Directive:
Find every line with the word "Insolation". Copy those lines.
* Begin Data supplied *
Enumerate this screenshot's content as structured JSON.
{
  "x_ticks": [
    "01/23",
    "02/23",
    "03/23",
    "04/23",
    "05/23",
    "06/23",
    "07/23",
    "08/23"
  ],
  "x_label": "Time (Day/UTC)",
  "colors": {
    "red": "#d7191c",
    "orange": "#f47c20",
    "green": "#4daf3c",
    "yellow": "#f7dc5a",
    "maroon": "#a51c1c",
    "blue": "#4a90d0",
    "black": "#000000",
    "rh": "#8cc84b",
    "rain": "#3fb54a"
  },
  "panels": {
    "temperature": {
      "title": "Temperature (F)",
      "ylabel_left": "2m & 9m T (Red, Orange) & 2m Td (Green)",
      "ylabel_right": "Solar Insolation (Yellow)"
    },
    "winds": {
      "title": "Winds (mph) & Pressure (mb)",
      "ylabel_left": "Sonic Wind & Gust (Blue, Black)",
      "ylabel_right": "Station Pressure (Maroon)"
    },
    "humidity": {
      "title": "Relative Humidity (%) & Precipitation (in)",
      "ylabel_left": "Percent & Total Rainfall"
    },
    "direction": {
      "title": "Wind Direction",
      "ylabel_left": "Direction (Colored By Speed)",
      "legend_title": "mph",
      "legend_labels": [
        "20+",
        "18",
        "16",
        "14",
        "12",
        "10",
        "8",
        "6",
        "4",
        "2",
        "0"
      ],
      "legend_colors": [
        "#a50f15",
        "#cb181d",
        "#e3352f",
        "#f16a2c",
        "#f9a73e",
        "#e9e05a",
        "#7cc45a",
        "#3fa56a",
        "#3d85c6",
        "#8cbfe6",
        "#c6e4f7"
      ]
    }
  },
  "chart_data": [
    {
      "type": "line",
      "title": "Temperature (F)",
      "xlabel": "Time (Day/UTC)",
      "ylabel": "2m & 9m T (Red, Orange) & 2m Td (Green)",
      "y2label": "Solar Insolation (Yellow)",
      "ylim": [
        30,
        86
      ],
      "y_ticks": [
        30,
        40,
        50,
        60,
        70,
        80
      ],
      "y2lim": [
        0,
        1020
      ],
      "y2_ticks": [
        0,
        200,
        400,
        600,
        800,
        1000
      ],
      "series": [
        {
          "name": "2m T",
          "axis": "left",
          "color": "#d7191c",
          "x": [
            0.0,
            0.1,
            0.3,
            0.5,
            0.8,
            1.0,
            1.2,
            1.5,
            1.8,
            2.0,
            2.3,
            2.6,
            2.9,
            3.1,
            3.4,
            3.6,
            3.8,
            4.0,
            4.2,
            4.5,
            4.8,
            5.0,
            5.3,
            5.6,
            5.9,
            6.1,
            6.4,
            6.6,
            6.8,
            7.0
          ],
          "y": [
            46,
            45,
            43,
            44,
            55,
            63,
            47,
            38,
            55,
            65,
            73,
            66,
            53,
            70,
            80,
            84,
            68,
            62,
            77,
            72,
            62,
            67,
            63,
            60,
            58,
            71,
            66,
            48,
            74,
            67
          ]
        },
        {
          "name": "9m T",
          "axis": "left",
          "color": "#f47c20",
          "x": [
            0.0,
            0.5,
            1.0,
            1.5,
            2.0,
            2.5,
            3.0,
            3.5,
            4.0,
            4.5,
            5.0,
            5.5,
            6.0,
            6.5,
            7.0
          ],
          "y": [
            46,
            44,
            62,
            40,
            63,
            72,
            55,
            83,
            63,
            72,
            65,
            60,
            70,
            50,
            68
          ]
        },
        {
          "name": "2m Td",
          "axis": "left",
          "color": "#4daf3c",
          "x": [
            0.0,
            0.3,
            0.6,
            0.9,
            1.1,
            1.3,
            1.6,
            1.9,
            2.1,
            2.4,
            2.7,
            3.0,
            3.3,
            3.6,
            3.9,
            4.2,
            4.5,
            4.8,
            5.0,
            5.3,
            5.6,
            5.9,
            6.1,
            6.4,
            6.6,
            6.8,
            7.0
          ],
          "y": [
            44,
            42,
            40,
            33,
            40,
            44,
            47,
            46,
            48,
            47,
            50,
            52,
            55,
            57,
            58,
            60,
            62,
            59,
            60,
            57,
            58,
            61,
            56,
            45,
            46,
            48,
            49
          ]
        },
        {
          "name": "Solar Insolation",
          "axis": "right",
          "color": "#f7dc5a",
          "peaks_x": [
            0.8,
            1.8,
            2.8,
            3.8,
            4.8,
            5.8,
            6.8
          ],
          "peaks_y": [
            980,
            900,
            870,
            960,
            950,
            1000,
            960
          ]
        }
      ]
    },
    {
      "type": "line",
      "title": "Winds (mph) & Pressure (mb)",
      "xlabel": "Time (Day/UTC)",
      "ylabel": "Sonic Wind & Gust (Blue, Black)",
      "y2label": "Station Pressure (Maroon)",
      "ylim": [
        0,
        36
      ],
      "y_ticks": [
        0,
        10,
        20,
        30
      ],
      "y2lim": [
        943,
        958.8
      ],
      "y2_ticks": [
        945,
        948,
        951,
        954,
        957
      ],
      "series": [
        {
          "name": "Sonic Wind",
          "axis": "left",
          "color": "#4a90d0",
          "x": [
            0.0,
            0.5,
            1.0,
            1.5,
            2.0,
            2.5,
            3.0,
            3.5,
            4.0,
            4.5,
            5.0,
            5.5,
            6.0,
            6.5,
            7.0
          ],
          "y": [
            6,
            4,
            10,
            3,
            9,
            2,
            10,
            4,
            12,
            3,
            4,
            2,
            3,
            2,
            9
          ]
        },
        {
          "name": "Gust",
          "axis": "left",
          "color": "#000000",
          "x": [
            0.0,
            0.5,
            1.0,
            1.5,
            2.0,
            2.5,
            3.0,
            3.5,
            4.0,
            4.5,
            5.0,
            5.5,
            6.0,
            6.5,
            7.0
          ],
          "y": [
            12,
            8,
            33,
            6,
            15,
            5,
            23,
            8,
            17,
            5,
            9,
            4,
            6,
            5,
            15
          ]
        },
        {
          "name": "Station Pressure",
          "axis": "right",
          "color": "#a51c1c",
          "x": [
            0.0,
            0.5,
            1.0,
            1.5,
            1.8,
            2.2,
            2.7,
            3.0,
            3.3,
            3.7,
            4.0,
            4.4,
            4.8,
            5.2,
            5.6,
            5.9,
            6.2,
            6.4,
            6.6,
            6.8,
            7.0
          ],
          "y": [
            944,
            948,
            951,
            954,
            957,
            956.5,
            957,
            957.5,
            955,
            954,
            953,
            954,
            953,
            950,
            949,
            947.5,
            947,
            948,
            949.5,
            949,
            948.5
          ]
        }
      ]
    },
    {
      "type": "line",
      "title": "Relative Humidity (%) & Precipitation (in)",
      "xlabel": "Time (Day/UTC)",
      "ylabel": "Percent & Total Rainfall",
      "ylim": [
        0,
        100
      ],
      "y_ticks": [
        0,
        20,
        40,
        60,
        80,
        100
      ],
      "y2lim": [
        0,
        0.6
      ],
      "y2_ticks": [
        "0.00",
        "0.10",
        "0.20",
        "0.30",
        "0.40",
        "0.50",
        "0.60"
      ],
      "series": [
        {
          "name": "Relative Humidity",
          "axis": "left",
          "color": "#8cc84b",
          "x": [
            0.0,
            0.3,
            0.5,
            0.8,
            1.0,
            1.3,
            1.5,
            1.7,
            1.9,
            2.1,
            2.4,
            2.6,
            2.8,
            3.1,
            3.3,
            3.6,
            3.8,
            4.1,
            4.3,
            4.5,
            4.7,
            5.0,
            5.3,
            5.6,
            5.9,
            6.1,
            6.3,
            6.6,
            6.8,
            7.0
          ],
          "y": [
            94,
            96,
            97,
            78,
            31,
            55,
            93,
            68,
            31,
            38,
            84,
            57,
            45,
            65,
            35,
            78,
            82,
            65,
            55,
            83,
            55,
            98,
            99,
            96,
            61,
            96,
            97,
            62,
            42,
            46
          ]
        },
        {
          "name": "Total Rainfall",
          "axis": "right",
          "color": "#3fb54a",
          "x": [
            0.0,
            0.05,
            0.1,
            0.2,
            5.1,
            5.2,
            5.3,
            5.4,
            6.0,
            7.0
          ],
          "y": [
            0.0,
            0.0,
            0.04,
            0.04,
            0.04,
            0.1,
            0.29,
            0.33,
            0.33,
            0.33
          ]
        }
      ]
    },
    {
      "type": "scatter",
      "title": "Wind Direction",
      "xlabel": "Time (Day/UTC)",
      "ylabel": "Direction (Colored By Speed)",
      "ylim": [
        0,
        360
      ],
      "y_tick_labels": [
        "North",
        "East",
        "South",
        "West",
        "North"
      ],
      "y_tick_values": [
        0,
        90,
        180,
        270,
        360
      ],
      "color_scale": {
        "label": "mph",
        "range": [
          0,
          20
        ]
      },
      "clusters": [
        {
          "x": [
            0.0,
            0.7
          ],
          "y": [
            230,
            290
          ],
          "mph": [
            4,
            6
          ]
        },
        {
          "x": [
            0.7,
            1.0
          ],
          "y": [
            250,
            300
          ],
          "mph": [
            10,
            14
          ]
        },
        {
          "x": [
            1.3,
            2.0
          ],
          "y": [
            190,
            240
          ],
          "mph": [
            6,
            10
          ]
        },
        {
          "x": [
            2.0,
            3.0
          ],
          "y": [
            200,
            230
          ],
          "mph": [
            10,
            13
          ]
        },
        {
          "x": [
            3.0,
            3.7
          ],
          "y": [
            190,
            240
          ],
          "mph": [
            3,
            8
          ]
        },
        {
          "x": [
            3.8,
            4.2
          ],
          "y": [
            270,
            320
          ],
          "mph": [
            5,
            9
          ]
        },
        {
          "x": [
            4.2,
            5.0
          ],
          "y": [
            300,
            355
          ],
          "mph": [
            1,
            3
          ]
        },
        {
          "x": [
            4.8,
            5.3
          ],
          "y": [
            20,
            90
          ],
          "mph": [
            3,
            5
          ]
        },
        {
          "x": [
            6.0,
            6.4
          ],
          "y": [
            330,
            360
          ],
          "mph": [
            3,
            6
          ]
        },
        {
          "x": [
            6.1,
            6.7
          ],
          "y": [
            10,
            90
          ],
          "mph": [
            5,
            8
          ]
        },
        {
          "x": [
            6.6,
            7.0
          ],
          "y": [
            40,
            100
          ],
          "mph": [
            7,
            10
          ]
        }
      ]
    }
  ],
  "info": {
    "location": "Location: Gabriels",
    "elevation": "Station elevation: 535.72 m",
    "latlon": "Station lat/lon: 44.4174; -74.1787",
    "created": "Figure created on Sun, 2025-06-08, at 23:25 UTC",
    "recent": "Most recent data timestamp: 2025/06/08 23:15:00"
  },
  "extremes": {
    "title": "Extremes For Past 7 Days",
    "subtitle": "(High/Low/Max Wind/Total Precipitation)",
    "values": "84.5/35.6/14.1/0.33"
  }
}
* End Data supplied *
Full solution:
      "ylabel_right": "Solar Insolation (Yellow)"
      "y2label": "Solar Insolation (Yellow)",
          "name": "Solar Insolation",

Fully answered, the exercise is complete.